(Written instruction): Review the material line by line. Identify and copy every line that contains the string "houses".

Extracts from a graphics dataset
[start]
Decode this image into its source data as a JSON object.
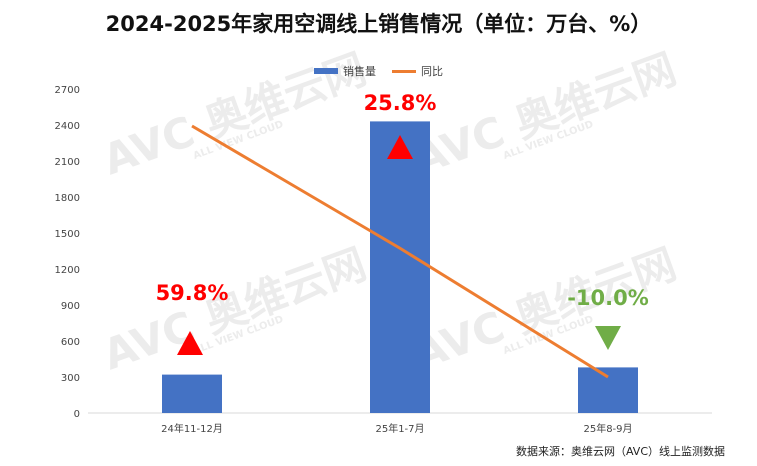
{
  "chart_data": {
    "type": "bar",
    "title": "2024-2025年家用空调线上销售情况（单位：万台、%）",
    "categories": [
      "24年11-12月",
      "25年1-7月",
      "25年8-9月"
    ],
    "series": [
      {
        "name": "销售量",
        "type": "bar",
        "values": [
          320,
          2430,
          380
        ],
        "color": "#4472C4"
      },
      {
        "name": "同比",
        "type": "line",
        "values": [
          59.8,
          25.8,
          -10.0
        ],
        "color": "#ED7D31",
        "axis": "secondary-hidden"
      }
    ],
    "data_labels": [
      "59.8%",
      "25.8%",
      "-10.0%"
    ],
    "label_colors": [
      "#FF0000",
      "#FF0000",
      "#70AD47"
    ],
    "markers": [
      "up",
      "up",
      "down"
    ],
    "yticks": [
      0,
      300,
      600,
      900,
      1200,
      1500,
      1800,
      2100,
      2400,
      2700
    ],
    "ylim": [
      0,
      2700
    ],
    "grid": false,
    "legend": "top-center",
    "xlabel": "",
    "ylabel": ""
  },
  "source": "数据来源：奥维云网（AVC）线上监测数据",
  "watermark": {
    "brand": "奥维云网",
    "sub": "ALL VIEW CLOUD",
    "logo": "AVC"
  }
}
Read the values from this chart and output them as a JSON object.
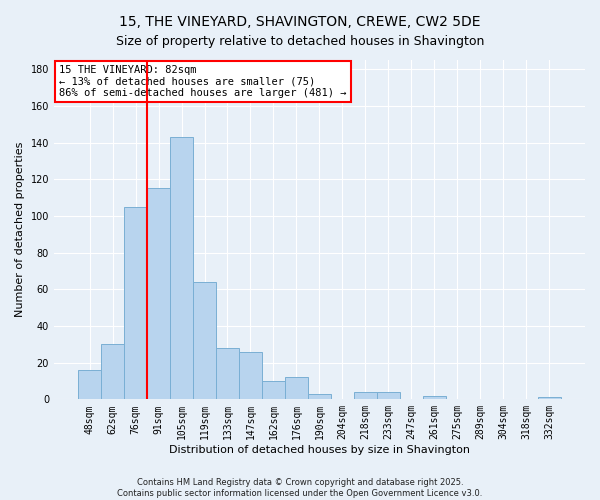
{
  "title": "15, THE VINEYARD, SHAVINGTON, CREWE, CW2 5DE",
  "subtitle": "Size of property relative to detached houses in Shavington",
  "xlabel": "Distribution of detached houses by size in Shavington",
  "ylabel": "Number of detached properties",
  "bin_labels": [
    "48sqm",
    "62sqm",
    "76sqm",
    "91sqm",
    "105sqm",
    "119sqm",
    "133sqm",
    "147sqm",
    "162sqm",
    "176sqm",
    "190sqm",
    "204sqm",
    "218sqm",
    "233sqm",
    "247sqm",
    "261sqm",
    "275sqm",
    "289sqm",
    "304sqm",
    "318sqm",
    "332sqm"
  ],
  "bar_values": [
    16,
    30,
    105,
    115,
    143,
    64,
    28,
    26,
    10,
    12,
    3,
    0,
    4,
    4,
    0,
    2,
    0,
    0,
    0,
    0,
    1
  ],
  "bar_color": "#b8d4ee",
  "bar_edge_color": "#7aafd4",
  "vline_x": 2.5,
  "vline_color": "red",
  "ylim": [
    0,
    185
  ],
  "yticks": [
    0,
    20,
    40,
    60,
    80,
    100,
    120,
    140,
    160,
    180
  ],
  "annotation_title": "15 THE VINEYARD: 82sqm",
  "annotation_line1": "← 13% of detached houses are smaller (75)",
  "annotation_line2": "86% of semi-detached houses are larger (481) →",
  "footer1": "Contains HM Land Registry data © Crown copyright and database right 2025.",
  "footer2": "Contains public sector information licensed under the Open Government Licence v3.0.",
  "background_color": "#e8f0f8",
  "plot_background": "#e8f0f8",
  "grid_color": "#ffffff",
  "title_fontsize": 10,
  "subtitle_fontsize": 9,
  "xlabel_fontsize": 8,
  "ylabel_fontsize": 8,
  "tick_fontsize": 7,
  "annotation_fontsize": 7.5,
  "footer_fontsize": 6
}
[end]
(Expected answer):
  "subtitle": "Size of property relative to detached houses in Shavington",
  "xlabel": "Distribution of detached houses by size in Shavington",
  "annotation_line1": "← 13% of detached houses are smaller (75)",
  "annotation_line2": "86% of semi-detached houses are larger (481) →",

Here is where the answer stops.